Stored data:
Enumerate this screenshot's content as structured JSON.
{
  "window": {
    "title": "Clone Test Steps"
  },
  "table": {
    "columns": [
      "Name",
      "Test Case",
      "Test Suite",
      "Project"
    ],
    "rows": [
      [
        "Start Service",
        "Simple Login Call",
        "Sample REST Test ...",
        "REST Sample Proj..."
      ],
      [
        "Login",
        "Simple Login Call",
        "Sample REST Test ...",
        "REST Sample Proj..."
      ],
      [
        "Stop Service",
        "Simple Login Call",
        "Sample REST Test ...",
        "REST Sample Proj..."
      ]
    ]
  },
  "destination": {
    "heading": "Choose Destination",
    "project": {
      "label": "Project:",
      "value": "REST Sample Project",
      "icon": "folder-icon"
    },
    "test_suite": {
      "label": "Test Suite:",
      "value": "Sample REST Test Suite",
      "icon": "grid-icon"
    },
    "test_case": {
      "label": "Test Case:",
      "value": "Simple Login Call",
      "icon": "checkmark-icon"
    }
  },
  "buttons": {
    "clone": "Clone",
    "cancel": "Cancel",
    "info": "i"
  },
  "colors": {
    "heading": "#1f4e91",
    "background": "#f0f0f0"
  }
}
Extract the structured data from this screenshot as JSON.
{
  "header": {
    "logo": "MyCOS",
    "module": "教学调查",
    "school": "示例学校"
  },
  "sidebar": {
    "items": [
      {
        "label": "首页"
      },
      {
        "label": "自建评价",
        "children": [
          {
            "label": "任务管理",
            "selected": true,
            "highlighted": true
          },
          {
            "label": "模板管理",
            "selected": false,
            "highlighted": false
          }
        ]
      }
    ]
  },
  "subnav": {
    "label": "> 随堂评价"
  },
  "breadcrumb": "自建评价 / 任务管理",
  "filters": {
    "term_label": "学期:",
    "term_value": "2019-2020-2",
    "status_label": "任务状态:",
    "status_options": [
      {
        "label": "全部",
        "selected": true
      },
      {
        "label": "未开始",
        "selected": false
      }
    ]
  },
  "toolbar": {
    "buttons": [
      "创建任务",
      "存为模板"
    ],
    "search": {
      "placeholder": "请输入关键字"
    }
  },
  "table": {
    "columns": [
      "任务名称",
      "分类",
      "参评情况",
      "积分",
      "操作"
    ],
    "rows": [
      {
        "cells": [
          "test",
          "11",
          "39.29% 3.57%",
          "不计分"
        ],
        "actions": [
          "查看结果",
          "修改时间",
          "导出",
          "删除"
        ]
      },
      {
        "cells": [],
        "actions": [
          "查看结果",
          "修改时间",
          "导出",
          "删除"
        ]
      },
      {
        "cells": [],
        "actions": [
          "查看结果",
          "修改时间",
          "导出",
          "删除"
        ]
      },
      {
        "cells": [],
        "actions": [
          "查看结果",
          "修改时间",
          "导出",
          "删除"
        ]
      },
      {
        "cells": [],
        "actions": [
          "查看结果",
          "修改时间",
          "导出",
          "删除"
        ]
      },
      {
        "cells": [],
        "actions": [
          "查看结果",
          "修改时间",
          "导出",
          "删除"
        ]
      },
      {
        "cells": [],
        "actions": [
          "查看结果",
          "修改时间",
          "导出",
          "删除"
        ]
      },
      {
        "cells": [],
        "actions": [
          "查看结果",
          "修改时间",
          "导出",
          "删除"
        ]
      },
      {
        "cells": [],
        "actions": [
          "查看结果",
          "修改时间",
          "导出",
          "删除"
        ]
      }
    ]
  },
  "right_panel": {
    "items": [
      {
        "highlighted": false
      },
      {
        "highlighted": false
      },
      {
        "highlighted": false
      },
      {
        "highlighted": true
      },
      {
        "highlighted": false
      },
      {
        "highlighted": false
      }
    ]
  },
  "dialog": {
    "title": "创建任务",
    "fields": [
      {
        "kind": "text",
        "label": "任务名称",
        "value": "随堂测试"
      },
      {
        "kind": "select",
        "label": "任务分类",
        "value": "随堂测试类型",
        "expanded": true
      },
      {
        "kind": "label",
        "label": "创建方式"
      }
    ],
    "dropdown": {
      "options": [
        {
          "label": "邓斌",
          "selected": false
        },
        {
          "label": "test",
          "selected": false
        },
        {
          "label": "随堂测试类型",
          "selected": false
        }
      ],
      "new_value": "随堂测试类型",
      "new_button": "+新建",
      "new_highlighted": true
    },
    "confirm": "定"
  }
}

__What you need to do__: Give only the number of lines in the preceding material that contain the string "this".

__Task output__: 2